**Given request**
Copy each line of the data below with the word "Raul".

[Stored records]

┄┄┄┄┄┄┄┄┄┄

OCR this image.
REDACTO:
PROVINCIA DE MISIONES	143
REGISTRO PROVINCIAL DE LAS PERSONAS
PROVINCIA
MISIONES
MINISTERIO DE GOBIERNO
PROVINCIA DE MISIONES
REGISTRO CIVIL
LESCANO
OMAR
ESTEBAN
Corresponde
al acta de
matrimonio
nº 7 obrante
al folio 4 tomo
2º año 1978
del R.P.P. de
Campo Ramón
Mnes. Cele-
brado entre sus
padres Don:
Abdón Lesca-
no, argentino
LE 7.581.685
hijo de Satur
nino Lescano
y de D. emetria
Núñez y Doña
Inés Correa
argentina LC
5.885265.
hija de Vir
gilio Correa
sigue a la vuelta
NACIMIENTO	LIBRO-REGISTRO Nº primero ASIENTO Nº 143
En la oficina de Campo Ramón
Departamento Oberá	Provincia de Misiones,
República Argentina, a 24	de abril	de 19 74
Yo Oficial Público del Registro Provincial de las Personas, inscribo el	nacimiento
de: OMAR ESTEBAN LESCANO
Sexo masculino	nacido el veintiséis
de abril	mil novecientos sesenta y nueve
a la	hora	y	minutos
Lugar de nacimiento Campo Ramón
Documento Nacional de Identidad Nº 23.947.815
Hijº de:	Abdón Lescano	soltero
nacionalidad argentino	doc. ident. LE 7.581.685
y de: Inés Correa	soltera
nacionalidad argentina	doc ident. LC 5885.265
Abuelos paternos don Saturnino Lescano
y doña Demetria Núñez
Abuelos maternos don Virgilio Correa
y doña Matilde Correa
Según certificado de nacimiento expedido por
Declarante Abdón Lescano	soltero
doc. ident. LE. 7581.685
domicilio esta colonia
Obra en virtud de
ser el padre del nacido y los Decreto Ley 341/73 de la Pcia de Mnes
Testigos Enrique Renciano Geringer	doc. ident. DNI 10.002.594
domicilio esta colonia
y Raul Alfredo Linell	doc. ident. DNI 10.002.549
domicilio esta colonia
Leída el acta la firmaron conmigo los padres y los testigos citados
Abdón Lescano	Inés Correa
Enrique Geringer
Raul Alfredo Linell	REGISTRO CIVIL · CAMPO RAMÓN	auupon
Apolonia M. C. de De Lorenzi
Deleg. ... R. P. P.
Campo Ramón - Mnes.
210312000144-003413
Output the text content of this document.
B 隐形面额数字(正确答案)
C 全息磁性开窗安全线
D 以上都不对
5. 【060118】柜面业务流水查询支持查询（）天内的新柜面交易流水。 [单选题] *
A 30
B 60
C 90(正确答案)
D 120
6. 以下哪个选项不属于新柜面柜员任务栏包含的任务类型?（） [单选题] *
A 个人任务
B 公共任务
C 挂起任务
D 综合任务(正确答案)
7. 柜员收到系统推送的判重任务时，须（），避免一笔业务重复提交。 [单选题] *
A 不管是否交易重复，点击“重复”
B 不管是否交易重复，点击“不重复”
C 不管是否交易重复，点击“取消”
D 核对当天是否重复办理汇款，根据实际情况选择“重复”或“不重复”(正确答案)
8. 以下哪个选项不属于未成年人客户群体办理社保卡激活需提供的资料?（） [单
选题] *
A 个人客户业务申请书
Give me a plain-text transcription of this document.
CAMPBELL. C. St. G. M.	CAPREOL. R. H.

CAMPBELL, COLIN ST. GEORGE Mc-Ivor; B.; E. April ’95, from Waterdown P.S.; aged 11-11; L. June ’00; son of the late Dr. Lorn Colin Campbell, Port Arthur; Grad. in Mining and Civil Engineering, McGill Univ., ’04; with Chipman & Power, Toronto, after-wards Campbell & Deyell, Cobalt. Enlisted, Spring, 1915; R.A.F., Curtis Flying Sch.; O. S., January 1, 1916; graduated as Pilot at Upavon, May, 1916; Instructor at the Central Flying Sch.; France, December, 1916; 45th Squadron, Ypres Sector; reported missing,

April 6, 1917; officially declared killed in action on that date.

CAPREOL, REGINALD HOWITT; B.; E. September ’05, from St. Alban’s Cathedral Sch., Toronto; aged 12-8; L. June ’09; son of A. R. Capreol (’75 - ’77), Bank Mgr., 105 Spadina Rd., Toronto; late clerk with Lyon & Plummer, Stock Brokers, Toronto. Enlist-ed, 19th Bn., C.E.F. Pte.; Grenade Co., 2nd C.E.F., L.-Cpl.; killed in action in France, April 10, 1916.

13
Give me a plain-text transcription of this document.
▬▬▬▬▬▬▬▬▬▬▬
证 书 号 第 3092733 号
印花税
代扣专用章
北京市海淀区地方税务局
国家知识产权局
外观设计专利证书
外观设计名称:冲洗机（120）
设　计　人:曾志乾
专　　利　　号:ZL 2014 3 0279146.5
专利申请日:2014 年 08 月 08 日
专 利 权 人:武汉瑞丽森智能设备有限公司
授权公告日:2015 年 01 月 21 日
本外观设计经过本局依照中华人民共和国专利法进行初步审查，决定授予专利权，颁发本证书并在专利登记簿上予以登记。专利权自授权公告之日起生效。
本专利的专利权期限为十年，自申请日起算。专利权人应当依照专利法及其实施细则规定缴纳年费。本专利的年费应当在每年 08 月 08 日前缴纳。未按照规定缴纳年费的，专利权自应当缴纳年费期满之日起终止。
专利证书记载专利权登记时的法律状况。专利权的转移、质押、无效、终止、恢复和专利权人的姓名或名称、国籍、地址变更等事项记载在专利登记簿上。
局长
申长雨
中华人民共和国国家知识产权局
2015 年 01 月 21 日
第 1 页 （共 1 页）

┄┄┄┄┄┄┄┄┄┄

**Final result**
y Raul Alfredo Linell	doc. ident. DNI 10.002.549
Raul Alfredo Linell	REGISTRO CIVIL · CAMPO RAMÓN	auupon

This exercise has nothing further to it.